● Task directions: Copy out all lines carrying the word "have".

Stored records
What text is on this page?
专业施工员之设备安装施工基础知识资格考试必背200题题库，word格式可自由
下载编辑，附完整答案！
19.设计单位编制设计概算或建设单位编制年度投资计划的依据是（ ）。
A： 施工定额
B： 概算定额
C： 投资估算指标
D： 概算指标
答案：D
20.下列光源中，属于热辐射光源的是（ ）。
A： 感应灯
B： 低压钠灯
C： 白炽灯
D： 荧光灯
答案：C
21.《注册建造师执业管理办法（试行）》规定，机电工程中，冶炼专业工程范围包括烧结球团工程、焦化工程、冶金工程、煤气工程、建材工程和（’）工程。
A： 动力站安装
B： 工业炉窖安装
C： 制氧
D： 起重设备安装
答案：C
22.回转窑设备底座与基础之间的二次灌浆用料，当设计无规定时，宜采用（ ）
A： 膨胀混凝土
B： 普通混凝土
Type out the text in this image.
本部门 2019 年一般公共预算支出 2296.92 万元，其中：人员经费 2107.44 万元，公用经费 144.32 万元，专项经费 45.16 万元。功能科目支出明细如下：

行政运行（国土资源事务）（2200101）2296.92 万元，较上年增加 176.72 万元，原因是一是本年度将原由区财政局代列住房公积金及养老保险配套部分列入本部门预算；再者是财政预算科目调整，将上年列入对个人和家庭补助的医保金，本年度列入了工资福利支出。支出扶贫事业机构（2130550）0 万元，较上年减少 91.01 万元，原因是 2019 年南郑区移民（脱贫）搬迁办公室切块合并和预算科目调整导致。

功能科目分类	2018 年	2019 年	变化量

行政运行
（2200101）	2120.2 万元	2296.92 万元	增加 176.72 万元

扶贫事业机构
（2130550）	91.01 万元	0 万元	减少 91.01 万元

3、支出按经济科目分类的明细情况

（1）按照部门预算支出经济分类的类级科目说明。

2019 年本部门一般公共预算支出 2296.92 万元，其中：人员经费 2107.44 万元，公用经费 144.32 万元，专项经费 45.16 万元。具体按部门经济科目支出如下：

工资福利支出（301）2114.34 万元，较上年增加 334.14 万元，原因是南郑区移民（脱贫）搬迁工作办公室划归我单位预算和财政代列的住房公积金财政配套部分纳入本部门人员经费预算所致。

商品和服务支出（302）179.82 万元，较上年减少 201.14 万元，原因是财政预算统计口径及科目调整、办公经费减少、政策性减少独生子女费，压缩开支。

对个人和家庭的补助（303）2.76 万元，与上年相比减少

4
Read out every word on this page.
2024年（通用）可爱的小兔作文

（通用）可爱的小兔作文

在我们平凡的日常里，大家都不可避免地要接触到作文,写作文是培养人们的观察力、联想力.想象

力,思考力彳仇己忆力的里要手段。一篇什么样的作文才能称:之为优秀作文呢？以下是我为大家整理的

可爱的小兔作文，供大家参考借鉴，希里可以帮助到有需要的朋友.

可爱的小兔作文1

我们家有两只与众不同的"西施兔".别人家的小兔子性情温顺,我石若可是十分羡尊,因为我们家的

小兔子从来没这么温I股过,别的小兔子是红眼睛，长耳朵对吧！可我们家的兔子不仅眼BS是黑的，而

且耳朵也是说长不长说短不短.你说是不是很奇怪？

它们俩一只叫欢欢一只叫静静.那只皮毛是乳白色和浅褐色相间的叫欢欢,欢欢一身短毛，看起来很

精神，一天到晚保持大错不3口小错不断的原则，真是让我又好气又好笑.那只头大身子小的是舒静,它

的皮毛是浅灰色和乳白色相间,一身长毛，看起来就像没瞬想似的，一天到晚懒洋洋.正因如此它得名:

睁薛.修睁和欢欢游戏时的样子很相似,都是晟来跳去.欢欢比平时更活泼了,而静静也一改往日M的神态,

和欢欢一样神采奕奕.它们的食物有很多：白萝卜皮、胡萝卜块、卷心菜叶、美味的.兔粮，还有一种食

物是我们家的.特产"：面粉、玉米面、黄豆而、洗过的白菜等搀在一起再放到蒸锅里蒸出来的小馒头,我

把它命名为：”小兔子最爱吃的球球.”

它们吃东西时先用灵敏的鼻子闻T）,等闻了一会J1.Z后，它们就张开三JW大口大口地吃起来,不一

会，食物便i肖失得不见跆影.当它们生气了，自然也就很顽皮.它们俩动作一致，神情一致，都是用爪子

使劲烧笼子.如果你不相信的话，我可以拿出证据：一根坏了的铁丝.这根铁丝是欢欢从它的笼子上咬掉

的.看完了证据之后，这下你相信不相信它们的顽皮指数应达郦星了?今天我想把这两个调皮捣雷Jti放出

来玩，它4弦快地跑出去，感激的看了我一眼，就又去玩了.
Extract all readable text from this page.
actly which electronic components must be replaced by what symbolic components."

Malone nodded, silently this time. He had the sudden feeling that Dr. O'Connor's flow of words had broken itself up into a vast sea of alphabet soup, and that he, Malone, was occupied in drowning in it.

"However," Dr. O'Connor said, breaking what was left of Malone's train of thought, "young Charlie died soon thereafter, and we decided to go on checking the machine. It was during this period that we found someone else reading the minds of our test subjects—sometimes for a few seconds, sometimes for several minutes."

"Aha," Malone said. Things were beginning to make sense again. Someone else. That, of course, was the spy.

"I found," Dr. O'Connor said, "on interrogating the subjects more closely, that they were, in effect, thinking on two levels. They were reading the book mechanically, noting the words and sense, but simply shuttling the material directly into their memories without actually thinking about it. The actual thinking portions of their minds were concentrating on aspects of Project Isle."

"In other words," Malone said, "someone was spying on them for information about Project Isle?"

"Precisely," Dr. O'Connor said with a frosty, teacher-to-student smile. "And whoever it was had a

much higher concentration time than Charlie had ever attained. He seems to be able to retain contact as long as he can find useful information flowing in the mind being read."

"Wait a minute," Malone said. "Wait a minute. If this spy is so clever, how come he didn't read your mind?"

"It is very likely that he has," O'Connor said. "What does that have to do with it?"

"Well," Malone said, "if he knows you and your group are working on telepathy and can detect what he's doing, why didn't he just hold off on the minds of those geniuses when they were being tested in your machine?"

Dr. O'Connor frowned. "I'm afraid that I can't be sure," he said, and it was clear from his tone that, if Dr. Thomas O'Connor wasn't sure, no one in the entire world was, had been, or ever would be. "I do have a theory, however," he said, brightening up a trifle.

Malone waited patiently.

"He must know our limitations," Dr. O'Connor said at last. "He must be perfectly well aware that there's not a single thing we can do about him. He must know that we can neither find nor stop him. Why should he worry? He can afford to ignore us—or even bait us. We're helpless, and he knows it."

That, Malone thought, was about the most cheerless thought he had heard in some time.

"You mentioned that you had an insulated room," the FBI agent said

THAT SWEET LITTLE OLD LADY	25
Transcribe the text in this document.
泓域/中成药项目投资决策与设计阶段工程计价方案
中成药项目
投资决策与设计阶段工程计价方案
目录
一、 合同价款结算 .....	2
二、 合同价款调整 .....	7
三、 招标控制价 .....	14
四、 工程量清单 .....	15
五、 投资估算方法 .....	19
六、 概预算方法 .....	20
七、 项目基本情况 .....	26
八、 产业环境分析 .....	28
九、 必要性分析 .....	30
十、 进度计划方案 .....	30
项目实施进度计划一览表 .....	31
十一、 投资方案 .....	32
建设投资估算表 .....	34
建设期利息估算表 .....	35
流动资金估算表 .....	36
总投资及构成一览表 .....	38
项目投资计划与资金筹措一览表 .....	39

● Full response:
"It is very likely that he has," O'Connor said. "What does that have to do with it?"
Dr. O'Connor frowned. "I'm afraid that I can't be sure," he said, and it was clear from his tone that, if Dr. Thomas O'Connor wasn't sure, no one in the entire world was, had been, or ever would be. "I do have a theory, however," he said, brightening up a trifle.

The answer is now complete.